• **Direction**: Search the material for the word "fast" and report each line where it turns up.

Records from a collection
· · · · ·

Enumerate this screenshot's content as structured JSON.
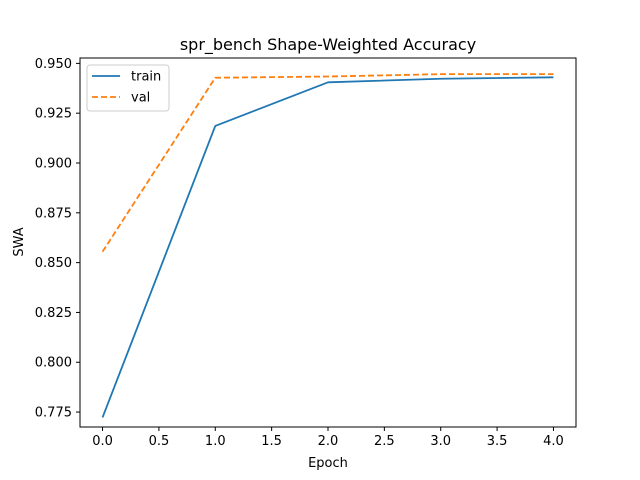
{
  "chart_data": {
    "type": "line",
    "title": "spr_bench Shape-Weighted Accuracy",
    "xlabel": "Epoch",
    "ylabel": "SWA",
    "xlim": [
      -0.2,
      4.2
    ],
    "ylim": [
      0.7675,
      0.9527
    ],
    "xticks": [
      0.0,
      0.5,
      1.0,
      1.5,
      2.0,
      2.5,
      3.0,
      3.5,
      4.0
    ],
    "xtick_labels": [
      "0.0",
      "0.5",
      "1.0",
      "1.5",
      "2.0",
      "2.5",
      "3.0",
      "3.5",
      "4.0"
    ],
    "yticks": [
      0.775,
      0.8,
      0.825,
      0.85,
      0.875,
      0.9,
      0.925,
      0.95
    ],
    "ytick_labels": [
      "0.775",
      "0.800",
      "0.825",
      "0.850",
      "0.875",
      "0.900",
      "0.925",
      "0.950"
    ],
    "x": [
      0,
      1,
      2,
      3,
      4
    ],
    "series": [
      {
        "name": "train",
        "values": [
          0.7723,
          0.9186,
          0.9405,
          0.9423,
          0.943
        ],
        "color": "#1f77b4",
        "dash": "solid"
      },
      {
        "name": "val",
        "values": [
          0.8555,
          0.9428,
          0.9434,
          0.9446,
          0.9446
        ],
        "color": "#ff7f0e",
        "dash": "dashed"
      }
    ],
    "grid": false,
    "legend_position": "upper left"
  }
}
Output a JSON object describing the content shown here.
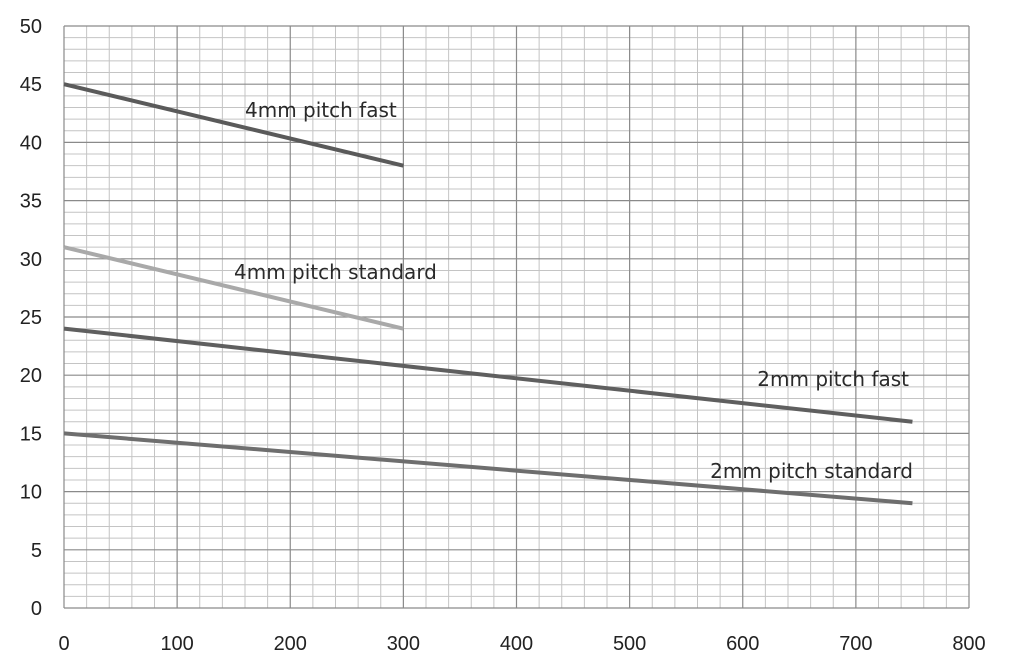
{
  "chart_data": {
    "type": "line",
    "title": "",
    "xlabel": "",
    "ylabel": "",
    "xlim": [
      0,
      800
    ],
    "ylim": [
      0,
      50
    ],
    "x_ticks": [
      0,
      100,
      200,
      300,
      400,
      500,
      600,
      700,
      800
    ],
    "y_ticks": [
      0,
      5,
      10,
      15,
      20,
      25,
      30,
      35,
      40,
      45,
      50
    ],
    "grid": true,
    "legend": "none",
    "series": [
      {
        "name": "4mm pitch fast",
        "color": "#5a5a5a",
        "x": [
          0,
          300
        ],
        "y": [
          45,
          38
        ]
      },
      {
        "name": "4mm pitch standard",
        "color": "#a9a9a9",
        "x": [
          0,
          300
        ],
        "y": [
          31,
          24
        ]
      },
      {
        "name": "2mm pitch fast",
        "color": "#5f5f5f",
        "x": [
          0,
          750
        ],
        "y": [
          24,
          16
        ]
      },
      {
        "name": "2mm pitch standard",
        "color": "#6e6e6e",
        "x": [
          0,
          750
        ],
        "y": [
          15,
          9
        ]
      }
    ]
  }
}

· · · · ·

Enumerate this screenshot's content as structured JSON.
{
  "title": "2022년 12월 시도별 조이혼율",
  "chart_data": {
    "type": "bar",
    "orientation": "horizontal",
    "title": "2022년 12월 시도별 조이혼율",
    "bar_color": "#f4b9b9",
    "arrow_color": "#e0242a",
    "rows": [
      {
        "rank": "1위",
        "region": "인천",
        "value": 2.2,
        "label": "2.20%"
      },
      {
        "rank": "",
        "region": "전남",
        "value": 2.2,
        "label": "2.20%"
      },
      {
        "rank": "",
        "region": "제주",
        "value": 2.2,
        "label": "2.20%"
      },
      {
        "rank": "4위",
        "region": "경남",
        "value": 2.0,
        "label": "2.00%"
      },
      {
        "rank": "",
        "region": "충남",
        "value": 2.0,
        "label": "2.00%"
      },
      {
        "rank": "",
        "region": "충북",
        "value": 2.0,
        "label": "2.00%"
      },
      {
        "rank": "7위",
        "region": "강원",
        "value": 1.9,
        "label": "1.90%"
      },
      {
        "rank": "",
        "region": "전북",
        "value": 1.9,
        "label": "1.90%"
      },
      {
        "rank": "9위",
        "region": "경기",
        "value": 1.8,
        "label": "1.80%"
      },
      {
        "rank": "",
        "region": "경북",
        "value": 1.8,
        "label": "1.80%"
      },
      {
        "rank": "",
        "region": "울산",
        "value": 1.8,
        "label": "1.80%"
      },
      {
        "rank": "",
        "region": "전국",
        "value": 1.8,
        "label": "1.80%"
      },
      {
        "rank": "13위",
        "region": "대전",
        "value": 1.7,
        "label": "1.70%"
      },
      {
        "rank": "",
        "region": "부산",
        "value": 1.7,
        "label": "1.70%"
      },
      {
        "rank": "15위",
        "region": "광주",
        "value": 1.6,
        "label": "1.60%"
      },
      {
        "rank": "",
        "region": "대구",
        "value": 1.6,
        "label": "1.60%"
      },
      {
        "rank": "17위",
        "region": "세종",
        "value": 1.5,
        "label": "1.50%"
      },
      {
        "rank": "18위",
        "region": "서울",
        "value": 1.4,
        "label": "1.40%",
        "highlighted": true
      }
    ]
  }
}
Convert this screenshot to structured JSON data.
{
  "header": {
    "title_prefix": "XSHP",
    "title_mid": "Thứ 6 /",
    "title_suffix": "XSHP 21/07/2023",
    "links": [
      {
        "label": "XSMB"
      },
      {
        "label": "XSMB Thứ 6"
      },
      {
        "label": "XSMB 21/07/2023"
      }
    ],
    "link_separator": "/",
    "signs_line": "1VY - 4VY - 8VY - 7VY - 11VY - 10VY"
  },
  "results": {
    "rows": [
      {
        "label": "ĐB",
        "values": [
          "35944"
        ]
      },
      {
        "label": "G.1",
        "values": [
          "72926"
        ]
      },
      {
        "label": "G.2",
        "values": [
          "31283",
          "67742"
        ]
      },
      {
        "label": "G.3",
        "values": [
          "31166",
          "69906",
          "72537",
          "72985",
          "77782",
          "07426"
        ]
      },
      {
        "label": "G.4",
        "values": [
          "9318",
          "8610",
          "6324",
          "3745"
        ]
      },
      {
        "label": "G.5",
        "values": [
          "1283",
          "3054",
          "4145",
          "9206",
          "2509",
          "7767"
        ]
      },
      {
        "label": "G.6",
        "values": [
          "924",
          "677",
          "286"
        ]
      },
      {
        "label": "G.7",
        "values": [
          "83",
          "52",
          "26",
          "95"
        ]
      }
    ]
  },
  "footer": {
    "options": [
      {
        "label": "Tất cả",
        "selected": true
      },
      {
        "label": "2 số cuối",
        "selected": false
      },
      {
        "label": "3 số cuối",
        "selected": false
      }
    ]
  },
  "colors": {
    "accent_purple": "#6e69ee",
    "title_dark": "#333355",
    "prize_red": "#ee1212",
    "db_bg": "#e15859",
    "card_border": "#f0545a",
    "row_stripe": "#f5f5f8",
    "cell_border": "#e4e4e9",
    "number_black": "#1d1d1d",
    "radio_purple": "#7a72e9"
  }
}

· · · · ·

• **Task result**:
        "name": "4mm pitch fast",
        "name": "2mm pitch fast",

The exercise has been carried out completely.